Which lines hold the string "Amitriptyline"? Copy every one of them.

Dataset rows:
+ + + + +

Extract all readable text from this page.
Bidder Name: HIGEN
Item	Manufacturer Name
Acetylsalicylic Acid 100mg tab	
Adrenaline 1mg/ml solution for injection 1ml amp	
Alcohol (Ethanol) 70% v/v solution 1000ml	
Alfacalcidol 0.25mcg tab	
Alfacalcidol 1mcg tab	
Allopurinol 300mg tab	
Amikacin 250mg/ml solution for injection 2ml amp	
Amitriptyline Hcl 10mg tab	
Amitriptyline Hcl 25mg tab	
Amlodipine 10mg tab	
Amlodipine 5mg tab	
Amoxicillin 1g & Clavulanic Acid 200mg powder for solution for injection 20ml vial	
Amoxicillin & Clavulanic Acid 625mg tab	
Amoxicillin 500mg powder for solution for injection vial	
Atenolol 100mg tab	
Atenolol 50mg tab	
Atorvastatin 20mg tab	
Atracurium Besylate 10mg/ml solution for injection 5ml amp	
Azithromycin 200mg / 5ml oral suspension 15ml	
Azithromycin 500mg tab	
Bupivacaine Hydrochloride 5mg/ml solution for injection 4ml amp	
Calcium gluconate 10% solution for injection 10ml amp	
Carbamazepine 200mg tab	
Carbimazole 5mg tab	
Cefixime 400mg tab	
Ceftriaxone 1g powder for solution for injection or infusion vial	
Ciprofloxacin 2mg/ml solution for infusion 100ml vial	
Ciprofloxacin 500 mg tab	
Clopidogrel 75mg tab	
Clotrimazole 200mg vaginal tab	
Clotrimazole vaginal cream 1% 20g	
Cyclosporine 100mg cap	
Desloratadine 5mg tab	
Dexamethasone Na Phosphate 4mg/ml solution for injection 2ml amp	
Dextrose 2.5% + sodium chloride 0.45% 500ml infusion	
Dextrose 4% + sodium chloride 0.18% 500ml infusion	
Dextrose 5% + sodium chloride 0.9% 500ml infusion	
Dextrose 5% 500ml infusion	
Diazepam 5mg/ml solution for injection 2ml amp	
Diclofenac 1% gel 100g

+ + + + +

Written reply:
Amitriptyline Hcl 10mg tab	
Amitriptyline Hcl 25mg tab	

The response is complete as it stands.